Part of a data file
=-=-=
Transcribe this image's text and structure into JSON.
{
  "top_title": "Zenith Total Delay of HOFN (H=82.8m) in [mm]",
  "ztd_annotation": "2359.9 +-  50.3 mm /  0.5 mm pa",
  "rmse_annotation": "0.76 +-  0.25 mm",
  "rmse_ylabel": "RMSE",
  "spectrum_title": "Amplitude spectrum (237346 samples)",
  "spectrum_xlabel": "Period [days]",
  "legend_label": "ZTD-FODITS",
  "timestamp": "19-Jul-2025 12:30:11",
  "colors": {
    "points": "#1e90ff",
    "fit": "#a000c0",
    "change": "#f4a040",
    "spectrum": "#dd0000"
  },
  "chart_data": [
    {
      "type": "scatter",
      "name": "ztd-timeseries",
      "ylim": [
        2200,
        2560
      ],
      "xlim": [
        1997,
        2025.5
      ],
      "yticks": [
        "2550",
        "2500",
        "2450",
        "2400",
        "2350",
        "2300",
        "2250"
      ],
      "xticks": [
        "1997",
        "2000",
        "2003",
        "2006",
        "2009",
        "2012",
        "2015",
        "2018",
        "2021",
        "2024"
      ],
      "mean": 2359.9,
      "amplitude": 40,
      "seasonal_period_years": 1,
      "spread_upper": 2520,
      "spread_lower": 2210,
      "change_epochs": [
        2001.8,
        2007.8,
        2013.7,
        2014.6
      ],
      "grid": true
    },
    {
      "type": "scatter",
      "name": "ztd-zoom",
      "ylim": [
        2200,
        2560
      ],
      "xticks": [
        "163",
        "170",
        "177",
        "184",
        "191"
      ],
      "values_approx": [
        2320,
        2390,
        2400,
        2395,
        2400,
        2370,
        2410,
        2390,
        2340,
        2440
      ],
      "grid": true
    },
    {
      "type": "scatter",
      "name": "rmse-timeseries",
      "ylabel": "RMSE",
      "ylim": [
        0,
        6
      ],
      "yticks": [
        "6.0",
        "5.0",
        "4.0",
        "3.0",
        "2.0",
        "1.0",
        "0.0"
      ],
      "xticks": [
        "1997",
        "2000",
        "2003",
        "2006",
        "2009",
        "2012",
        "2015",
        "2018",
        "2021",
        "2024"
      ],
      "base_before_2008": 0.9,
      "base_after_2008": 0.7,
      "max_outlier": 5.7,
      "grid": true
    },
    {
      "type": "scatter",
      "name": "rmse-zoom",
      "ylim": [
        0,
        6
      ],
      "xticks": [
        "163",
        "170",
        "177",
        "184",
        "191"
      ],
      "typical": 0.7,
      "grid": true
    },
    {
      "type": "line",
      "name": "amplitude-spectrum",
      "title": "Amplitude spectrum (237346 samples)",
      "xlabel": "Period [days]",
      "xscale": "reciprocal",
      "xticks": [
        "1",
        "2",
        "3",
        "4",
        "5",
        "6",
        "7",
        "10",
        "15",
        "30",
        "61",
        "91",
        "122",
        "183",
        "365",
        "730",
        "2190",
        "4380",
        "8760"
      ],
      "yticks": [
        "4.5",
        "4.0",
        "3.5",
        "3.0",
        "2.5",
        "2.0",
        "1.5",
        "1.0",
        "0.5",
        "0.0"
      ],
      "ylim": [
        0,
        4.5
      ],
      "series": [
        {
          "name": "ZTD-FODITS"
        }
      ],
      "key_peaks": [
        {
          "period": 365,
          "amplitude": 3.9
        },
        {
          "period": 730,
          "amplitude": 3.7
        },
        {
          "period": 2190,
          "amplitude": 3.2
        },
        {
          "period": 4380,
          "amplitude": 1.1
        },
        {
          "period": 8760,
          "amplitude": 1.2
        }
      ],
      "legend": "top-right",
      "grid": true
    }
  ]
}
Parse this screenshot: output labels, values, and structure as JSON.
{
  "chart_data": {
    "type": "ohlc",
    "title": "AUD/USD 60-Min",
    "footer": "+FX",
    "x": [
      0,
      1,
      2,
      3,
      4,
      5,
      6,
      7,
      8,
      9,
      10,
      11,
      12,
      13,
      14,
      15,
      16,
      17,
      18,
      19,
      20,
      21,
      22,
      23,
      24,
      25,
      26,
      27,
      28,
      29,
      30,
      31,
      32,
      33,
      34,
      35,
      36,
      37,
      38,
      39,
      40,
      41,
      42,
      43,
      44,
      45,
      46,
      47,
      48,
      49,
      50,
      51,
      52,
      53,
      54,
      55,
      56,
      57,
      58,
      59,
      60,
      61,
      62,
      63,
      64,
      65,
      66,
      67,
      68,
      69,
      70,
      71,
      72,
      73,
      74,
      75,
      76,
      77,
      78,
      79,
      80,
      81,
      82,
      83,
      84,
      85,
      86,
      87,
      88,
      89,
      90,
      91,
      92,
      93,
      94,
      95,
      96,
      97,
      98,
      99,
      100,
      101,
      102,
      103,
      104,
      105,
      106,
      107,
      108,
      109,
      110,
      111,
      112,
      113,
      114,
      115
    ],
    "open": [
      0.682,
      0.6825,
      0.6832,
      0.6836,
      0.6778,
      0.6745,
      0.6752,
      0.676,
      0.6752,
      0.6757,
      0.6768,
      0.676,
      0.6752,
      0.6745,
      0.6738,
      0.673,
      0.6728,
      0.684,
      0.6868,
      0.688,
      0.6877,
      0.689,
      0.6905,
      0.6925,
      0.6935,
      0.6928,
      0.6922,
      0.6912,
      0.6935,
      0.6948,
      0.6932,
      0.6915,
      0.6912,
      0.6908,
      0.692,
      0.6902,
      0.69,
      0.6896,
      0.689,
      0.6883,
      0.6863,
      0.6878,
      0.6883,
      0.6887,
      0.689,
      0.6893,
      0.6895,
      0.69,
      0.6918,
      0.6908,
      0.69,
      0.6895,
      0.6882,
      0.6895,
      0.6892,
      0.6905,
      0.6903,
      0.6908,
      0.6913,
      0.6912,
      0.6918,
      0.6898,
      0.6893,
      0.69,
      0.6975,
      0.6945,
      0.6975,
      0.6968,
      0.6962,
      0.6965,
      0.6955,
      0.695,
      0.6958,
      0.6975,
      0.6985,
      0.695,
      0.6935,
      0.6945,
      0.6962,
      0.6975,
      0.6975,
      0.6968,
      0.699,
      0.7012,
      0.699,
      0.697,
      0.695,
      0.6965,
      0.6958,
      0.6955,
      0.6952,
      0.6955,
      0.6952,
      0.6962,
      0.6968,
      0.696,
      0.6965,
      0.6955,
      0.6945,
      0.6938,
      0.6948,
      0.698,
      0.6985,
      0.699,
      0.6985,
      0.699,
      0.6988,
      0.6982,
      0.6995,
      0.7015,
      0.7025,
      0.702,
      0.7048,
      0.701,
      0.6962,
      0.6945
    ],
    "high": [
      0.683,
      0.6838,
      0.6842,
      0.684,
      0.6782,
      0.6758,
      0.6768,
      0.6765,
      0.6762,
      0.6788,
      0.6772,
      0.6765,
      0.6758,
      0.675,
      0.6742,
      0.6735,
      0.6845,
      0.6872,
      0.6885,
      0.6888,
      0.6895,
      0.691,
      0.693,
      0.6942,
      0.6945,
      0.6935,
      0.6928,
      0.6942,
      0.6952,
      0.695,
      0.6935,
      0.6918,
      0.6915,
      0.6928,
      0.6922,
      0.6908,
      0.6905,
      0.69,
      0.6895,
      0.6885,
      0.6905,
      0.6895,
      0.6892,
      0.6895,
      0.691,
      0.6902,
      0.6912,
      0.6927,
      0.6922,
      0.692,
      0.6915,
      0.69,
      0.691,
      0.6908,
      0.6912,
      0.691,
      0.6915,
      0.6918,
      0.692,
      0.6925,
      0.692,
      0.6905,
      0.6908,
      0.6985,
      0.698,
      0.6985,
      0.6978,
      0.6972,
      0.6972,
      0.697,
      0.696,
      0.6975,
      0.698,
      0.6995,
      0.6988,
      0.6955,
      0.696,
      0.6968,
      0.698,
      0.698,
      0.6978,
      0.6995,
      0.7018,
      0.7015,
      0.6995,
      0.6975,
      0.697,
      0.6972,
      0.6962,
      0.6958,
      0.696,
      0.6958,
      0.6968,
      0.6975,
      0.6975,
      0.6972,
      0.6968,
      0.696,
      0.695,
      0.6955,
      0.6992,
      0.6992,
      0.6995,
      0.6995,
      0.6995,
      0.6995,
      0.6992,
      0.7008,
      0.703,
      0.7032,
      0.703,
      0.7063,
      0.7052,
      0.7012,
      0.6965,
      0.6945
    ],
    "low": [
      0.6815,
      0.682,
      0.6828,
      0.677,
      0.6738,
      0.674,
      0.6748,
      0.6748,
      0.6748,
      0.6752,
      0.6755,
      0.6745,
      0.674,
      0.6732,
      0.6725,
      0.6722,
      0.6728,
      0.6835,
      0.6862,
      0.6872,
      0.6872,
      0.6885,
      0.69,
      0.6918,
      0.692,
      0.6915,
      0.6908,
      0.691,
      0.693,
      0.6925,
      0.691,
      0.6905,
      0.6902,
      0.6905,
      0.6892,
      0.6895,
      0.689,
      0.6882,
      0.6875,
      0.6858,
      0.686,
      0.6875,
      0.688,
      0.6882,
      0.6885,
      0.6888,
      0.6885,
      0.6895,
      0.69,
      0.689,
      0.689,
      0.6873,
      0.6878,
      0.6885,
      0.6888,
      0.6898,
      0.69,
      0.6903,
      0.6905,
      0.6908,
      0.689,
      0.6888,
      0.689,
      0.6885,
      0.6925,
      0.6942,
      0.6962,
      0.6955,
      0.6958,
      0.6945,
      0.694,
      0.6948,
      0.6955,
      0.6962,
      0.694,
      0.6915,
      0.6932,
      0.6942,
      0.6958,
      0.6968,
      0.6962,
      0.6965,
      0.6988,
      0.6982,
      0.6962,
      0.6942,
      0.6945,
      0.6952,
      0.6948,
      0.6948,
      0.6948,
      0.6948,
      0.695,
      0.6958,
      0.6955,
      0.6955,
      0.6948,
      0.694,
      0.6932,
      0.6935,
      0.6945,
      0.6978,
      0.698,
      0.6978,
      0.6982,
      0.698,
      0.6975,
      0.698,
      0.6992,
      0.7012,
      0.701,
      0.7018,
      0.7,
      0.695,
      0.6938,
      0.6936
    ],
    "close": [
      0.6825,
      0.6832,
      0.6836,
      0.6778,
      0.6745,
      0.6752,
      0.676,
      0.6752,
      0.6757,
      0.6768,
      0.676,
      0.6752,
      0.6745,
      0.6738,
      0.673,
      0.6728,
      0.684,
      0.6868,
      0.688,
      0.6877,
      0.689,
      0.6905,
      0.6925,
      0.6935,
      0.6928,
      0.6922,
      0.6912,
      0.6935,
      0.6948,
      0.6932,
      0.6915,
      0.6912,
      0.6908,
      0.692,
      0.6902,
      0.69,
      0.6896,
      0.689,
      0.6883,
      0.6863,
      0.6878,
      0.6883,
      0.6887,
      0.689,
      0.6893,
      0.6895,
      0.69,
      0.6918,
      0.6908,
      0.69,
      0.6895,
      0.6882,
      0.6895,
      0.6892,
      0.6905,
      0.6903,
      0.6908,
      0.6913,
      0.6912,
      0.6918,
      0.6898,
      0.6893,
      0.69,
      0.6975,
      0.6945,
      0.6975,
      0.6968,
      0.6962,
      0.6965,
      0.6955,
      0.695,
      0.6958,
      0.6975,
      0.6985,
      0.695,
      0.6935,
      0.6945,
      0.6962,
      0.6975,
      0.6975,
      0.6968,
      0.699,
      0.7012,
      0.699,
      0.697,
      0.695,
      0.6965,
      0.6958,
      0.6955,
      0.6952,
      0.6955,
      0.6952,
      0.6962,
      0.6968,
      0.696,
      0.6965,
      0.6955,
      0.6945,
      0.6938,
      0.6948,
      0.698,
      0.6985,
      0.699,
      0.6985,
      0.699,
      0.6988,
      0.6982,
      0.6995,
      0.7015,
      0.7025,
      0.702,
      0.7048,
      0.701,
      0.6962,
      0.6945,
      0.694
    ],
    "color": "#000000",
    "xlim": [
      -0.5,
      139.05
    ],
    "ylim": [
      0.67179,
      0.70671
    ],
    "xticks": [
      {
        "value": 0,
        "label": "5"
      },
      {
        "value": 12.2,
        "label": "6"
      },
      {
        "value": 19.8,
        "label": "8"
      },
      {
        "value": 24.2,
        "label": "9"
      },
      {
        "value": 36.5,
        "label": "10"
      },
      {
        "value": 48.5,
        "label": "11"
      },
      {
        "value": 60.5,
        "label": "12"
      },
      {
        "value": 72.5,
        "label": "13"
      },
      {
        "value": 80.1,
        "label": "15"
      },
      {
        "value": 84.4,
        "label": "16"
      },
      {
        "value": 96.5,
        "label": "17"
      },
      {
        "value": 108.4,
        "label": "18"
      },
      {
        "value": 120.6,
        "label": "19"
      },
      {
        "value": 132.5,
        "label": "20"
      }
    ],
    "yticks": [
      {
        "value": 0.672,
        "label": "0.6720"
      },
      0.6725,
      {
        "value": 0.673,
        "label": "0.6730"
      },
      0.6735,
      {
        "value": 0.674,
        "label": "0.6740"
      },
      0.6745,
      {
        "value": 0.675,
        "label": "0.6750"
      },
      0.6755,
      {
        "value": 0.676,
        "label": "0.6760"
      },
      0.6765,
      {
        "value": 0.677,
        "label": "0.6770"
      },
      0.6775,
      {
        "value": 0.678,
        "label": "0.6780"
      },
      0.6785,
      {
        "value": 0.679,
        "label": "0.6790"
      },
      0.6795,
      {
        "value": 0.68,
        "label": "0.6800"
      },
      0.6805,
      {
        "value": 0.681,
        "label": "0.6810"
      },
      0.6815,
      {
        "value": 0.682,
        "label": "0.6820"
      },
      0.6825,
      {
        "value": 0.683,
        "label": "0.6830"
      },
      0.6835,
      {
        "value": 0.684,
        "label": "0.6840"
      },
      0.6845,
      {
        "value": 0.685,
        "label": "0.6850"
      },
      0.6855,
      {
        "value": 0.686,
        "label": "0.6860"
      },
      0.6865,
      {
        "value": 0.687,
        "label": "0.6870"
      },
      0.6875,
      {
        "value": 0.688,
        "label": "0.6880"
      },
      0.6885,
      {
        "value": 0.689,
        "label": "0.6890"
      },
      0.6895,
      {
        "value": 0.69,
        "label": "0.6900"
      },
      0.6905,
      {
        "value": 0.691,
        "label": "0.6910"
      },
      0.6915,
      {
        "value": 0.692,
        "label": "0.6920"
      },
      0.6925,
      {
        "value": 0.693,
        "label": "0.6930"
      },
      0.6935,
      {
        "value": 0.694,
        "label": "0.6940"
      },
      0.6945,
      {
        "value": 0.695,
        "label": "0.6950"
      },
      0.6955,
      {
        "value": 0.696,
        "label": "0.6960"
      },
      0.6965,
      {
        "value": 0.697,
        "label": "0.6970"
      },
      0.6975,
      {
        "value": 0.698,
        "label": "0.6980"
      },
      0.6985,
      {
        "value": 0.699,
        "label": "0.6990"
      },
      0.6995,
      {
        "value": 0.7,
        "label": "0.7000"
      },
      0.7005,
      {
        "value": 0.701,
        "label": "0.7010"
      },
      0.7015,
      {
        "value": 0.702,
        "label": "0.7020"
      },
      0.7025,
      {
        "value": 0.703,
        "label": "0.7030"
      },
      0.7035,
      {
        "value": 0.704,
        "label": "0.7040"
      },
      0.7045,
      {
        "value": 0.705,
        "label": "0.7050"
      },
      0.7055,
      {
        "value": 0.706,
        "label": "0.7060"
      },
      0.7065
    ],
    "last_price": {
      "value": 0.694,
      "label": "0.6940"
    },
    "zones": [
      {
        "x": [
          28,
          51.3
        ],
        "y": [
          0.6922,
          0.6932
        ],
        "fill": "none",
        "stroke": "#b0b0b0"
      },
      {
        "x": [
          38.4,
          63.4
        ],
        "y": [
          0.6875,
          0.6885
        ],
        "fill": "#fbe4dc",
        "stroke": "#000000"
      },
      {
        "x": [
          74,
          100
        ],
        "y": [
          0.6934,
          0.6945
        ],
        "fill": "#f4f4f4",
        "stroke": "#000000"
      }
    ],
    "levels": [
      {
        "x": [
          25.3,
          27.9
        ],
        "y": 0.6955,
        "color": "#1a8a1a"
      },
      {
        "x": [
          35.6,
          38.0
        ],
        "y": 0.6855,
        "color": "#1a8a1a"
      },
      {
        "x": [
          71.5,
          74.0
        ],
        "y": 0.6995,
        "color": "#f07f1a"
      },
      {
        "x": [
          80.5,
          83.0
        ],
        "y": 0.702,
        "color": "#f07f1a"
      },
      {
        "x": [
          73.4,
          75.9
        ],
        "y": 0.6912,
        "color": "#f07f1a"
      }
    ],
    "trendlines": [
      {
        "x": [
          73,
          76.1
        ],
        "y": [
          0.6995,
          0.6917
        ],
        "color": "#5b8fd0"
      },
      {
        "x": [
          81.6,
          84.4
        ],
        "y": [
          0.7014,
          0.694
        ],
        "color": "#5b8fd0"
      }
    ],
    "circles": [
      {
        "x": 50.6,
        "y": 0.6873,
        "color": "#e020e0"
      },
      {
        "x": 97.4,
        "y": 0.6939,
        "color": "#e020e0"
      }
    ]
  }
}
=-=-=
● **WORK TO BE COMPLETED**:
Count the lines that hold the string "days" and state that number alone.

● **THE REPLY**:
2